-- BEGIN --

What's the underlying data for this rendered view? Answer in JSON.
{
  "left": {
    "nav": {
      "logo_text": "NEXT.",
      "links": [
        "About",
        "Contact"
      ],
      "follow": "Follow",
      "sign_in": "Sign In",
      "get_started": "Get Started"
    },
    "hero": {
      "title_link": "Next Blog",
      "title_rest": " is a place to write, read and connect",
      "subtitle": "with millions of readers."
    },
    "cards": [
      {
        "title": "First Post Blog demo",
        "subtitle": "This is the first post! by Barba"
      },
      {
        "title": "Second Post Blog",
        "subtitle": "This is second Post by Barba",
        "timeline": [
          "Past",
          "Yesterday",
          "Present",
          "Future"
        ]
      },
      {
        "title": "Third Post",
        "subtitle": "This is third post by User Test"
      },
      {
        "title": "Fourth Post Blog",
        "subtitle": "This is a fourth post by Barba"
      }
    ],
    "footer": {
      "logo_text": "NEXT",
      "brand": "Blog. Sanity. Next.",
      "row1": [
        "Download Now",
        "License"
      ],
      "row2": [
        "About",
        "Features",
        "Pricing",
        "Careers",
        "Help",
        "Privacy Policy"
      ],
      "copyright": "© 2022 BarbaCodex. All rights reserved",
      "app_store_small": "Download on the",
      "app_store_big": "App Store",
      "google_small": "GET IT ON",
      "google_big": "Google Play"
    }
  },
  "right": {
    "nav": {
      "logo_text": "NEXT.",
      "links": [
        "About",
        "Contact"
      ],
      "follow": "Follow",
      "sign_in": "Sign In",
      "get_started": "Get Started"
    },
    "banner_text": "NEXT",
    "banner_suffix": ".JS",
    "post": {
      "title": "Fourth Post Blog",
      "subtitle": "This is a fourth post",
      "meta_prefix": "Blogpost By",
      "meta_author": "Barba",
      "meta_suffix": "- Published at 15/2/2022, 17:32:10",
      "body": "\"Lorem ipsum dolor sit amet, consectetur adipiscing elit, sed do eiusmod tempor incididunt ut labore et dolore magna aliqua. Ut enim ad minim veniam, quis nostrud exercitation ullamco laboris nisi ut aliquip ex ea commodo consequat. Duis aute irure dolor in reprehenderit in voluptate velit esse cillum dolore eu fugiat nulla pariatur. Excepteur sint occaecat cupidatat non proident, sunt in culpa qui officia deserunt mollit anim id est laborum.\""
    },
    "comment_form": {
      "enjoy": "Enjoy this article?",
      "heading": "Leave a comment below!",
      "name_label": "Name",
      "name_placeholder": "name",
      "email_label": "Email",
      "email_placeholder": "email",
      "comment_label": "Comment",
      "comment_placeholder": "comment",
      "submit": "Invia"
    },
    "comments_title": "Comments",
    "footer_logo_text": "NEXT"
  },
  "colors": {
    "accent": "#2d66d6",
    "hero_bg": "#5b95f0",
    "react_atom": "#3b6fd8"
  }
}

-- END --

**Exercise requirements:** Copy every line of the records above that contains "Download".

**Output of the exercise:**
        "Download Now",
      "app_store_small": "Download on the",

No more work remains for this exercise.